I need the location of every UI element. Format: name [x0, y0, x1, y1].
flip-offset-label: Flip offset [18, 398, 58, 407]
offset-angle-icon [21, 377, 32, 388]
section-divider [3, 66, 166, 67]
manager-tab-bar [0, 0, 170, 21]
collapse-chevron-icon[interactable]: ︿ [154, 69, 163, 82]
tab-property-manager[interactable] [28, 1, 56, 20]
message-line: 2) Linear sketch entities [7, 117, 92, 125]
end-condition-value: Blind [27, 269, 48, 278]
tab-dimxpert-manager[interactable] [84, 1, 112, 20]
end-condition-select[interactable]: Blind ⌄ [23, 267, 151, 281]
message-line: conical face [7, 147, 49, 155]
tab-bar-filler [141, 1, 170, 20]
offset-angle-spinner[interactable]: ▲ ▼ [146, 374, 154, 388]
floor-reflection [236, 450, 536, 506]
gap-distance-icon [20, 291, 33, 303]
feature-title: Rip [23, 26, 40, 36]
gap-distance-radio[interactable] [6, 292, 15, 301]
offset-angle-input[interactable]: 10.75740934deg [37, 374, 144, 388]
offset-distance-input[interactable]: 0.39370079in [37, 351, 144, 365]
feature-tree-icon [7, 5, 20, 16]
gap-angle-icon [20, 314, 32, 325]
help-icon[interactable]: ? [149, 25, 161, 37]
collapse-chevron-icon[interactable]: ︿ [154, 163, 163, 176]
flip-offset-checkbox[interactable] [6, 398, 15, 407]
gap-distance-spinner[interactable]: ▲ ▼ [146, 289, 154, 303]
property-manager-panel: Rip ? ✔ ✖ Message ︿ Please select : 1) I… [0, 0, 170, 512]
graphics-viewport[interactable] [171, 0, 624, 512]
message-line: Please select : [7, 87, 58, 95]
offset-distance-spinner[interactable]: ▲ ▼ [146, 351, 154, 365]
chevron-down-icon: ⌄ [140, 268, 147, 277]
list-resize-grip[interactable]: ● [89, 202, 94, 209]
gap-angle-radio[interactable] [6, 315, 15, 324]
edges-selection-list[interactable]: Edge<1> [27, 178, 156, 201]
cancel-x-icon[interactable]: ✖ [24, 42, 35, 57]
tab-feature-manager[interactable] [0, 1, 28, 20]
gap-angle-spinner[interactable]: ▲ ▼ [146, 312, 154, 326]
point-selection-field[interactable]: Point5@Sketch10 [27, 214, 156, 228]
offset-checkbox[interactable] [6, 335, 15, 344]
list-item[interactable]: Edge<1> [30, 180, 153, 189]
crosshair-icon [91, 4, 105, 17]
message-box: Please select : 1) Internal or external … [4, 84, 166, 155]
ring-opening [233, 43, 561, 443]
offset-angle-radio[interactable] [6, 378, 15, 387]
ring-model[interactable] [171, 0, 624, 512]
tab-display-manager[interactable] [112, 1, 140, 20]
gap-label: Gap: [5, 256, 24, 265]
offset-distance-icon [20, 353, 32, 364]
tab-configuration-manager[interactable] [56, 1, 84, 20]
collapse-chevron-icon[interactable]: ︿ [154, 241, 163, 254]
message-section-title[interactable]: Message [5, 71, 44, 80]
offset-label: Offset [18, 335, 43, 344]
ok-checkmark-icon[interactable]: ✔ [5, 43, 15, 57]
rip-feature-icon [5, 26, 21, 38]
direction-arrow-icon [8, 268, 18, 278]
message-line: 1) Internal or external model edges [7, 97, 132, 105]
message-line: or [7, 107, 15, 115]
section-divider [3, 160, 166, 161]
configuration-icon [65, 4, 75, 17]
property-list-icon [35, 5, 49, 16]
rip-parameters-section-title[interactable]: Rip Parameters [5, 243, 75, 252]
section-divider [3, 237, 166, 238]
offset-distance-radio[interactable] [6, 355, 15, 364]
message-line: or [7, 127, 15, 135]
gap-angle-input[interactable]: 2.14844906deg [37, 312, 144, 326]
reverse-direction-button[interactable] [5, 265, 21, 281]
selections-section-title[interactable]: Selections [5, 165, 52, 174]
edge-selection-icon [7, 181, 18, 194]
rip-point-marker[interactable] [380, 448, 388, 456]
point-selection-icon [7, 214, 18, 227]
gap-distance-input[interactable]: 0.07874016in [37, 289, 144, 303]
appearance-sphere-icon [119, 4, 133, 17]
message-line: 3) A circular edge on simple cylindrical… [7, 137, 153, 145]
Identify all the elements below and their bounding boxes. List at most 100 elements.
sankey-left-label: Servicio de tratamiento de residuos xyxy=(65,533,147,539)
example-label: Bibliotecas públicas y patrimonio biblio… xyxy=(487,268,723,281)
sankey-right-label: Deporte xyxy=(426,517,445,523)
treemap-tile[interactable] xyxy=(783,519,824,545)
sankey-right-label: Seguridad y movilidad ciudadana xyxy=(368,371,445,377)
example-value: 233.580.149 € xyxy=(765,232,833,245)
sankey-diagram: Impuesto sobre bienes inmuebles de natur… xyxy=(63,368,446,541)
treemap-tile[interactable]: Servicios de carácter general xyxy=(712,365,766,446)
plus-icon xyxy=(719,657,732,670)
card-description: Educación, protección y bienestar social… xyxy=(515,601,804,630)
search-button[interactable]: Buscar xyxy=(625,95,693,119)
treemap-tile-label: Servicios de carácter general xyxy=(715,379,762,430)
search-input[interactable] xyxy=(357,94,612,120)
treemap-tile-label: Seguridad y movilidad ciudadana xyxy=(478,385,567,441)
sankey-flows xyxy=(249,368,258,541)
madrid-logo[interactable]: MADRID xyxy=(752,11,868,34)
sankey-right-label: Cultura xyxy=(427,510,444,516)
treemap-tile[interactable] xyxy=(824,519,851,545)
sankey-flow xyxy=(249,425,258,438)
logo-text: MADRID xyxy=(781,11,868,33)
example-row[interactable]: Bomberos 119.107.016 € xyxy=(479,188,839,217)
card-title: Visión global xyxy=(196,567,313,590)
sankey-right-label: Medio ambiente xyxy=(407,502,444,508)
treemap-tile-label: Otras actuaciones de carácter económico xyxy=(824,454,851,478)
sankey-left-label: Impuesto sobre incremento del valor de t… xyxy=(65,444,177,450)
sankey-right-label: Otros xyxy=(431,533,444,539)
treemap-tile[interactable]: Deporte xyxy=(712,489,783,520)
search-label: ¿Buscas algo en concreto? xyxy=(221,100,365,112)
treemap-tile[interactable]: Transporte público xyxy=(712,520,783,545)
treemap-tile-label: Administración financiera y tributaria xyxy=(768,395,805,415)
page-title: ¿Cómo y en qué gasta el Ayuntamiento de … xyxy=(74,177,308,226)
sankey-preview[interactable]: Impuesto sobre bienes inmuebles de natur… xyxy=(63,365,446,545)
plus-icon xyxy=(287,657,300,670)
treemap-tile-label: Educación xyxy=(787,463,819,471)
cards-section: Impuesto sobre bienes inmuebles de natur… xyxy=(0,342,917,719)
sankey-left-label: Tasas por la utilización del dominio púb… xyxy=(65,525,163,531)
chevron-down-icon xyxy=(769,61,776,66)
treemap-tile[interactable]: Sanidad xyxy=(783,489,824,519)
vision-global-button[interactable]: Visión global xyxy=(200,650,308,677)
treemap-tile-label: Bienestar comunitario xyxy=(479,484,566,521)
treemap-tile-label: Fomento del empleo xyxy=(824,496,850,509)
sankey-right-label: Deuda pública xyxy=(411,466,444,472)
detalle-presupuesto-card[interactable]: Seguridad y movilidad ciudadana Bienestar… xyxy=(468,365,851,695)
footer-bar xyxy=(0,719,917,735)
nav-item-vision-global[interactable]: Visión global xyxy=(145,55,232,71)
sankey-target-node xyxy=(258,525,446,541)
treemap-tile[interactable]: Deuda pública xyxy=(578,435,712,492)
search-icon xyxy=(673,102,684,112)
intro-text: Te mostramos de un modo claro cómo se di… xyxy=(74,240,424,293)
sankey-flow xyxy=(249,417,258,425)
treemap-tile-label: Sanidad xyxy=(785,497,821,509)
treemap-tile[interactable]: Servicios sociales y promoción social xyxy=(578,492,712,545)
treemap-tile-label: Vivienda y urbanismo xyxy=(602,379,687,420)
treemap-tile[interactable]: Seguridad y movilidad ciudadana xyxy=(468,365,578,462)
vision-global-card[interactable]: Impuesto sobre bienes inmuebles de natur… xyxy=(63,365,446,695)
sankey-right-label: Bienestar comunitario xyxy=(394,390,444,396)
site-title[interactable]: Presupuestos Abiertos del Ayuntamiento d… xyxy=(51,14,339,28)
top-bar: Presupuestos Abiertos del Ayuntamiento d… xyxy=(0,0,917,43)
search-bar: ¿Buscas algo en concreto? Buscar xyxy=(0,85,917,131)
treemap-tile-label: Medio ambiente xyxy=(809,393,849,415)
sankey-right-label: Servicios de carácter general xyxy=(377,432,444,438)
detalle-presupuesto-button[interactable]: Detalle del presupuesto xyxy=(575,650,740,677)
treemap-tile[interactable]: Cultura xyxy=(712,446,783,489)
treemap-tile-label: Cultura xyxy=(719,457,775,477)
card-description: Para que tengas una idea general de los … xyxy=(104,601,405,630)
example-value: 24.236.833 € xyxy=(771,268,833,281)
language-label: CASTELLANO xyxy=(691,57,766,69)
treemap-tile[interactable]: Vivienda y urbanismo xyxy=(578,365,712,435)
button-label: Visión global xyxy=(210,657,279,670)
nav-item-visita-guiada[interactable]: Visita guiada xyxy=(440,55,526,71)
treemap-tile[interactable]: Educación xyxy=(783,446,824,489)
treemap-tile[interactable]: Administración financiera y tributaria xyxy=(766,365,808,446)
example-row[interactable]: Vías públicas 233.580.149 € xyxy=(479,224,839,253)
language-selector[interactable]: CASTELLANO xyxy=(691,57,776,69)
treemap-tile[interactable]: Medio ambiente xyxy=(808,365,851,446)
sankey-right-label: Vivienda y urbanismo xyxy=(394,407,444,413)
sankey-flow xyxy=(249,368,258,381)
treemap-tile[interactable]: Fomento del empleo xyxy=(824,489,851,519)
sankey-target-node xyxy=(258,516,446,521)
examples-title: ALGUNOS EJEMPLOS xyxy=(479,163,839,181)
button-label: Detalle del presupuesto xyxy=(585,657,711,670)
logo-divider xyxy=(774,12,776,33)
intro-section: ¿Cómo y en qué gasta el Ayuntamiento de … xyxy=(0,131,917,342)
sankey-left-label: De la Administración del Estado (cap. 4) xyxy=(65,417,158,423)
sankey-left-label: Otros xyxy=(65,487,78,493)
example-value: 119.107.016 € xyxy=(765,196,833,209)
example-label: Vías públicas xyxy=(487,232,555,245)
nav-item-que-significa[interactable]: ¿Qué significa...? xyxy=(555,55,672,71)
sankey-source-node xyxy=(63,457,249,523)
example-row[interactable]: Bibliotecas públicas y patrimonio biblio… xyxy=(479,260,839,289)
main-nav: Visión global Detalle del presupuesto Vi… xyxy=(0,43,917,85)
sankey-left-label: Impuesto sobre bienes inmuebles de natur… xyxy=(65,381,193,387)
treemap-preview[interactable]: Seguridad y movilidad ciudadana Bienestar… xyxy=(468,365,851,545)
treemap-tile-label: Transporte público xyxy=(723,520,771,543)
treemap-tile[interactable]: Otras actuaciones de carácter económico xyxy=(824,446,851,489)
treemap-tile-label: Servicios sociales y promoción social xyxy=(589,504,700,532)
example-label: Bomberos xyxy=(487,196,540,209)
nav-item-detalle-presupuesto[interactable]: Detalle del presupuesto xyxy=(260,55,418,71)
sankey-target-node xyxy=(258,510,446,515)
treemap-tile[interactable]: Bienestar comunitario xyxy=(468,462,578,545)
- - - - - - -
**THE REQUEST:**
Copy the data above verbatim, beginning with its first line and continuing through the line that contains "gap-distance-icon [20, 291, 33, 303]", both ends included.

**RIGHT ANSWER:**
I need the location of every UI element. Format: name [x0, y0, x1, y1].
flip-offset-label: Flip offset [18, 398, 58, 407]
offset-angle-icon [21, 377, 32, 388]
section-divider [3, 66, 166, 67]
manager-tab-bar [0, 0, 170, 21]
collapse-chevron-icon[interactable]: ︿ [154, 69, 163, 82]
tab-property-manager[interactable] [28, 1, 56, 20]
message-line: 2) Linear sketch entities [7, 117, 92, 125]
end-condition-value: Blind [27, 269, 48, 278]
tab-dimxpert-manager[interactable] [84, 1, 112, 20]
end-condition-select[interactable]: Blind ⌄ [23, 267, 151, 281]
message-line: conical face [7, 147, 49, 155]
tab-bar-filler [141, 1, 170, 20]
offset-angle-spinner[interactable]: ▲ ▼ [146, 374, 154, 388]
floor-reflection [236, 450, 536, 506]
gap-distance-icon [20, 291, 33, 303]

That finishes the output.